● **Records to use**:
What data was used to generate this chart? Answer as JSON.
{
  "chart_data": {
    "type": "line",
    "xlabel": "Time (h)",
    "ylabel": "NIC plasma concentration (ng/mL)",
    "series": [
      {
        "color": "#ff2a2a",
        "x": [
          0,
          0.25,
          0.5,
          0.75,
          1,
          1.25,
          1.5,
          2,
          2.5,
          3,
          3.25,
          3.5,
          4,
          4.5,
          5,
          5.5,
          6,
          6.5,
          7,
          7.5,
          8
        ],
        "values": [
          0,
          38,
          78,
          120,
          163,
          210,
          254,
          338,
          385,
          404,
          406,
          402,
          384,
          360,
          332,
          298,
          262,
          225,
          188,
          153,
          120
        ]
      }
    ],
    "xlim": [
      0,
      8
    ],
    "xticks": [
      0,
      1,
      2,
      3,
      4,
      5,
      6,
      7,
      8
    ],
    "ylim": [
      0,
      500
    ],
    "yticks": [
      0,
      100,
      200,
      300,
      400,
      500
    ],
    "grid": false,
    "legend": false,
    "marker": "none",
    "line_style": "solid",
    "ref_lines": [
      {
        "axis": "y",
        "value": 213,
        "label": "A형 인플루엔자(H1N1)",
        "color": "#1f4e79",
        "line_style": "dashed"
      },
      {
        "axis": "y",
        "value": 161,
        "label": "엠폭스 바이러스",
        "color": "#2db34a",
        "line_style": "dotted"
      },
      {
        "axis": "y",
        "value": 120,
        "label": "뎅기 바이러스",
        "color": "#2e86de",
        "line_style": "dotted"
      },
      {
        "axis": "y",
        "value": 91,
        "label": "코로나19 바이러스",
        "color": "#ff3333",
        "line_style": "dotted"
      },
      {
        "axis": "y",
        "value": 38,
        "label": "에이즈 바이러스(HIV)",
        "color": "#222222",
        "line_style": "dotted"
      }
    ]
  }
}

● **Prompt**: The data above must be returned in full, exactly as written.

● **The solution**:
What data was used to generate this chart? Answer as JSON.
{
  "chart_data": {
    "type": "line",
    "xlabel": "Time (h)",
    "ylabel": "NIC plasma concentration (ng/mL)",
    "series": [
      {
        "color": "#ff2a2a",
        "x": [
          0,
          0.25,
          0.5,
          0.75,
          1,
          1.25,
          1.5,
          2,
          2.5,
          3,
          3.25,
          3.5,
          4,
          4.5,
          5,
          5.5,
          6,
          6.5,
          7,
          7.5,
          8
        ],
        "values": [
          0,
          38,
          78,
          120,
          163,
          210,
          254,
          338,
          385,
          404,
          406,
          402,
          384,
          360,
          332,
          298,
          262,
          225,
          188,
          153,
          120
        ]
      }
    ],
    "xlim": [
      0,
      8
    ],
    "xticks": [
      0,
      1,
      2,
      3,
      4,
      5,
      6,
      7,
      8
    ],
    "ylim": [
      0,
      500
    ],
    "yticks": [
      0,
      100,
      200,
      300,
      400,
      500
    ],
    "grid": false,
    "legend": false,
    "marker": "none",
    "line_style": "solid",
    "ref_lines": [
      {
        "axis": "y",
        "value": 213,
        "label": "A형 인플루엔자(H1N1)",
        "color": "#1f4e79",
        "line_style": "dashed"
      },
      {
        "axis": "y",
        "value": 161,
        "label": "엠폭스 바이러스",
        "color": "#2db34a",
        "line_style": "dotted"
      },
      {
        "axis": "y",
        "value": 120,
        "label": "뎅기 바이러스",
        "color": "#2e86de",
        "line_style": "dotted"
      },
      {
        "axis": "y",
        "value": 91,
        "label": "코로나19 바이러스",
        "color": "#ff3333",
        "line_style": "dotted"
      },
      {
        "axis": "y",
        "value": 38,
        "label": "에이즈 바이러스(HIV)",
        "color": "#222222",
        "line_style": "dotted"
      }
    ]
  }
}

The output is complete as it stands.